▶ _GIVEN PROBLEM_
Restate every line of the material, word for word.

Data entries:
========================================

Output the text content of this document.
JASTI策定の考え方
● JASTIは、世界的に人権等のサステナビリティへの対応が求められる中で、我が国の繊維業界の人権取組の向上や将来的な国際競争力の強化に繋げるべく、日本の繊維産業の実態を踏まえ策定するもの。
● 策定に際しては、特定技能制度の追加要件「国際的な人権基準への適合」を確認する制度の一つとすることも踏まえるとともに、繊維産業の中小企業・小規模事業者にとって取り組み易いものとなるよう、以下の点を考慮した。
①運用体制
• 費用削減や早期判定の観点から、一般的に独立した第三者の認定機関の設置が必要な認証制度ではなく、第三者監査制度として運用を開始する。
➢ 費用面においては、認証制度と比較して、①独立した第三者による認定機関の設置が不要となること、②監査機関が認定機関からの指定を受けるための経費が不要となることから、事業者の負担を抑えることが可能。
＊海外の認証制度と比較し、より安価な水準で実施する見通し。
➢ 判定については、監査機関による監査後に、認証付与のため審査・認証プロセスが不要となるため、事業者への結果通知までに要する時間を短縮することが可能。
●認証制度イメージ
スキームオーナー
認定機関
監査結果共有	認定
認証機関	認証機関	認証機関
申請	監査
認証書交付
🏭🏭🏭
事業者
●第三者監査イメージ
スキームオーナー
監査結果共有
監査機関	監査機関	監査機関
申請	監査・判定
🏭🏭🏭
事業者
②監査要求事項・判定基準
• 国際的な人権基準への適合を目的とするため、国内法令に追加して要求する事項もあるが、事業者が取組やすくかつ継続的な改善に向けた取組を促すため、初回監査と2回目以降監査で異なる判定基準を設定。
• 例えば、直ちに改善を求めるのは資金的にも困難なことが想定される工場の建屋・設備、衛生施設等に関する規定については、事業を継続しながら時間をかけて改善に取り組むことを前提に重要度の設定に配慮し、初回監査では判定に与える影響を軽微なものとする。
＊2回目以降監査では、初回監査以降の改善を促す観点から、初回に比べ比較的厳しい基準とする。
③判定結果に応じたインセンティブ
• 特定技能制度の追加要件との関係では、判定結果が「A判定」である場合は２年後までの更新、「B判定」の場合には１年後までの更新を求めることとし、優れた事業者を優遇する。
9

========================================

▶ _FULL OUTPUT_
Output the text content of this document.
JASTI策定の考え方
● JASTIは、世界的に人権等のサステナビリティへの対応が求められる中で、我が国の繊維業界の人権取組の向上や将来的な国際競争力の強化に繋げるべく、日本の繊維産業の実態を踏まえ策定するもの。
● 策定に際しては、特定技能制度の追加要件「国際的な人権基準への適合」を確認する制度の一つとすることも踏まえるとともに、繊維産業の中小企業・小規模事業者にとって取り組み易いものとなるよう、以下の点を考慮した。
①運用体制
• 費用削減や早期判定の観点から、一般的に独立した第三者の認定機関の設置が必要な認証制度ではなく、第三者監査制度として運用を開始する。
➢ 費用面においては、認証制度と比較して、①独立した第三者による認定機関の設置が不要となること、②監査機関が認定機関からの指定を受けるための経費が不要となることから、事業者の負担を抑えることが可能。
＊海外の認証制度と比較し、より安価な水準で実施する見通し。
➢ 判定については、監査機関による監査後に、認証付与のため審査・認証プロセスが不要となるため、事業者への結果通知までに要する時間を短縮することが可能。
●認証制度イメージ
スキームオーナー
認定機関
監査結果共有	認定
認証機関	認証機関	認証機関
申請	監査
認証書交付
🏭🏭🏭
事業者
●第三者監査イメージ
スキームオーナー
監査結果共有
監査機関	監査機関	監査機関
申請	監査・判定
🏭🏭🏭
事業者
②監査要求事項・判定基準
• 国際的な人権基準への適合を目的とするため、国内法令に追加して要求する事項もあるが、事業者が取組やすくかつ継続的な改善に向けた取組を促すため、初回監査と2回目以降監査で異なる判定基準を設定。
• 例えば、直ちに改善を求めるのは資金的にも困難なことが想定される工場の建屋・設備、衛生施設等に関する規定については、事業を継続しながら時間をかけて改善に取り組むことを前提に重要度の設定に配慮し、初回監査では判定に与える影響を軽微なものとする。
＊2回目以降監査では、初回監査以降の改善を促す観点から、初回に比べ比較的厳しい基準とする。
③判定結果に応じたインセンティブ
• 特定技能制度の追加要件との関係では、判定結果が「A判定」である場合は２年後までの更新、「B判定」の場合には１年後までの更新を求めることとし、優れた事業者を優遇する。
9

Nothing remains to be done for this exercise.